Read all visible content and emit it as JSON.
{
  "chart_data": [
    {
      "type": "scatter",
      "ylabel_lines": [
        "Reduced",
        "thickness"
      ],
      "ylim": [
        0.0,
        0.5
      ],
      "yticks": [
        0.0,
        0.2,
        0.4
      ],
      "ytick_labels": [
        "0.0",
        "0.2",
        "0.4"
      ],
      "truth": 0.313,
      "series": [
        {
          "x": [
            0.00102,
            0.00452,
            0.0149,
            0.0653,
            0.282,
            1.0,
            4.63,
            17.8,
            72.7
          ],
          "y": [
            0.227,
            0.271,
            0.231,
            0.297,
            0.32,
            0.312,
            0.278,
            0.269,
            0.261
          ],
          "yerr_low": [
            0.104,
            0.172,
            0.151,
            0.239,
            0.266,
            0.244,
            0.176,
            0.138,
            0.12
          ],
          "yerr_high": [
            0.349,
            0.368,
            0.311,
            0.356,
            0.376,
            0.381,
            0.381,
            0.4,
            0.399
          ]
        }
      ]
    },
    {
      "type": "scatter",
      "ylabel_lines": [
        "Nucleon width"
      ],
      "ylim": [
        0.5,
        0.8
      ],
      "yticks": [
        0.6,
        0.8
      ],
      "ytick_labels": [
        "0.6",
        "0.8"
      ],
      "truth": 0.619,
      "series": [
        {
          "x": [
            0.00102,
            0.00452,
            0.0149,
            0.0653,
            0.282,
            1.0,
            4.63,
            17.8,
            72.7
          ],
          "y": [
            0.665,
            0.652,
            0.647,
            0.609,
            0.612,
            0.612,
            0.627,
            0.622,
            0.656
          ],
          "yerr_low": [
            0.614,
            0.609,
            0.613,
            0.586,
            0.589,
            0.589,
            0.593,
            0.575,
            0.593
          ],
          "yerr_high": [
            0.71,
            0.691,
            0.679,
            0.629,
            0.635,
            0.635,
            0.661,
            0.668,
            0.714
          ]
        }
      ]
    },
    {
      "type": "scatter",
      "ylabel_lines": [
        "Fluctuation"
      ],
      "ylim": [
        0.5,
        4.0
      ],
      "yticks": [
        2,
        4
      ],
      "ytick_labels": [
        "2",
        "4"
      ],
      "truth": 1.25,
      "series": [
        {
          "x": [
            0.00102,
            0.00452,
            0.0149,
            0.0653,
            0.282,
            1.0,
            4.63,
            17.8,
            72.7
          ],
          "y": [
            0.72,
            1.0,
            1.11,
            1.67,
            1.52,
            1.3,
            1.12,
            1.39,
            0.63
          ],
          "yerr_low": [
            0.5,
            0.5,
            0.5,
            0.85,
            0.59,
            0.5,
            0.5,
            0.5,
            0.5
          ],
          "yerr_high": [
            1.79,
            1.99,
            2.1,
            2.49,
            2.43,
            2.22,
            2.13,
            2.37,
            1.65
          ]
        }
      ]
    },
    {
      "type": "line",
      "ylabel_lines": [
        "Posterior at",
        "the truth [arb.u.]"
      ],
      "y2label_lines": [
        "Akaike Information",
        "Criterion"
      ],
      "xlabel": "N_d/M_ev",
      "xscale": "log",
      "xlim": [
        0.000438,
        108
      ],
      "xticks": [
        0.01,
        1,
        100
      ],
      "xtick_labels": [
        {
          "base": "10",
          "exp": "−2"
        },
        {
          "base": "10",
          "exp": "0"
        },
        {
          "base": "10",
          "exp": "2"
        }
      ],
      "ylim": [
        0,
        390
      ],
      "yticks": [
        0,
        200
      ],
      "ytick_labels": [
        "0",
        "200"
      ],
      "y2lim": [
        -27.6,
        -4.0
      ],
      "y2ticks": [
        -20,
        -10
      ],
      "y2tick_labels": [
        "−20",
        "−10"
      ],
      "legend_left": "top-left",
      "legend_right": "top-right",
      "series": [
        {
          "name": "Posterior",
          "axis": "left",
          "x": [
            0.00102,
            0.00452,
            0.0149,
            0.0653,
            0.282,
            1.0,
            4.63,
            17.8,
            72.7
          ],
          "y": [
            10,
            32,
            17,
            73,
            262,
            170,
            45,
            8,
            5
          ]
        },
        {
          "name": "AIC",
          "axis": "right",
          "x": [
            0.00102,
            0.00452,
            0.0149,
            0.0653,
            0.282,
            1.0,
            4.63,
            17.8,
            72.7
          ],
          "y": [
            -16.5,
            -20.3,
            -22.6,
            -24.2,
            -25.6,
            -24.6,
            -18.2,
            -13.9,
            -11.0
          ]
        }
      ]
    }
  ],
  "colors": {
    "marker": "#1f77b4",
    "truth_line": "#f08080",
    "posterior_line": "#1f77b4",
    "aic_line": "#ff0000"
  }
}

__________

Please reproduce every line of the material word for word.

#### [The answer]
Read all visible content and emit it as JSON.
{
  "chart_data": [
    {
      "type": "scatter",
      "ylabel_lines": [
        "Reduced",
        "thickness"
      ],
      "ylim": [
        0.0,
        0.5
      ],
      "yticks": [
        0.0,
        0.2,
        0.4
      ],
      "ytick_labels": [
        "0.0",
        "0.2",
        "0.4"
      ],
      "truth": 0.313,
      "series": [
        {
          "x": [
            0.00102,
            0.00452,
            0.0149,
            0.0653,
            0.282,
            1.0,
            4.63,
            17.8,
            72.7
          ],
          "y": [
            0.227,
            0.271,
            0.231,
            0.297,
            0.32,
            0.312,
            0.278,
            0.269,
            0.261
          ],
          "yerr_low": [
            0.104,
            0.172,
            0.151,
            0.239,
            0.266,
            0.244,
            0.176,
            0.138,
            0.12
          ],
          "yerr_high": [
            0.349,
            0.368,
            0.311,
            0.356,
            0.376,
            0.381,
            0.381,
            0.4,
            0.399
          ]
        }
      ]
    },
    {
      "type": "scatter",
      "ylabel_lines": [
        "Nucleon width"
      ],
      "ylim": [
        0.5,
        0.8
      ],
      "yticks": [
        0.6,
        0.8
      ],
      "ytick_labels": [
        "0.6",
        "0.8"
      ],
      "truth": 0.619,
      "series": [
        {
          "x": [
            0.00102,
            0.00452,
            0.0149,
            0.0653,
            0.282,
            1.0,
            4.63,
            17.8,
            72.7
          ],
          "y": [
            0.665,
            0.652,
            0.647,
            0.609,
            0.612,
            0.612,
            0.627,
            0.622,
            0.656
          ],
          "yerr_low": [
            0.614,
            0.609,
            0.613,
            0.586,
            0.589,
            0.589,
            0.593,
            0.575,
            0.593
          ],
          "yerr_high": [
            0.71,
            0.691,
            0.679,
            0.629,
            0.635,
            0.635,
            0.661,
            0.668,
            0.714
          ]
        }
      ]
    },
    {
      "type": "scatter",
      "ylabel_lines": [
        "Fluctuation"
      ],
      "ylim": [
        0.5,
        4.0
      ],
      "yticks": [
        2,
        4
      ],
      "ytick_labels": [
        "2",
        "4"
      ],
      "truth": 1.25,
      "series": [
        {
          "x": [
            0.00102,
            0.00452,
            0.0149,
            0.0653,
            0.282,
            1.0,
            4.63,
            17.8,
            72.7
          ],
          "y": [
            0.72,
            1.0,
            1.11,
            1.67,
            1.52,
            1.3,
            1.12,
            1.39,
            0.63
          ],
          "yerr_low": [
            0.5,
            0.5,
            0.5,
            0.85,
            0.59,
            0.5,
            0.5,
            0.5,
            0.5
          ],
          "yerr_high": [
            1.79,
            1.99,
            2.1,
            2.49,
            2.43,
            2.22,
            2.13,
            2.37,
            1.65
          ]
        }
      ]
    },
    {
      "type": "line",
      "ylabel_lines": [
        "Posterior at",
        "the truth [arb.u.]"
      ],
      "y2label_lines": [
        "Akaike Information",
        "Criterion"
      ],
      "xlabel": "N_d/M_ev",
      "xscale": "log",
      "xlim": [
        0.000438,
        108
      ],
      "xticks": [
        0.01,
        1,
        100
      ],
      "xtick_labels": [
        {
          "base": "10",
          "exp": "−2"
        },
        {
          "base": "10",
          "exp": "0"
        },
        {
          "base": "10",
          "exp": "2"
        }
      ],
      "ylim": [
        0,
        390
      ],
      "yticks": [
        0,
        200
      ],
      "ytick_labels": [
        "0",
        "200"
      ],
      "y2lim": [
        -27.6,
        -4.0
      ],
      "y2ticks": [
        -20,
        -10
      ],
      "y2tick_labels": [
        "−20",
        "−10"
      ],
      "legend_left": "top-left",
      "legend_right": "top-right",
      "series": [
        {
          "name": "Posterior",
          "axis": "left",
          "x": [
            0.00102,
            0.00452,
            0.0149,
            0.0653,
            0.282,
            1.0,
            4.63,
            17.8,
            72.7
          ],
          "y": [
            10,
            32,
            17,
            73,
            262,
            170,
            45,
            8,
            5
          ]
        },
        {
          "name": "AIC",
          "axis": "right",
          "x": [
            0.00102,
            0.00452,
            0.0149,
            0.0653,
            0.282,
            1.0,
            4.63,
            17.8,
            72.7
          ],
          "y": [
            -16.5,
            -20.3,
            -22.6,
            -24.2,
            -25.6,
            -24.6,
            -18.2,
            -13.9,
            -11.0
          ]
        }
      ]
    }
  ],
  "colors": {
    "marker": "#1f77b4",
    "truth_line": "#f08080",
    "posterior_line": "#1f77b4",
    "aic_line": "#ff0000"
  }
}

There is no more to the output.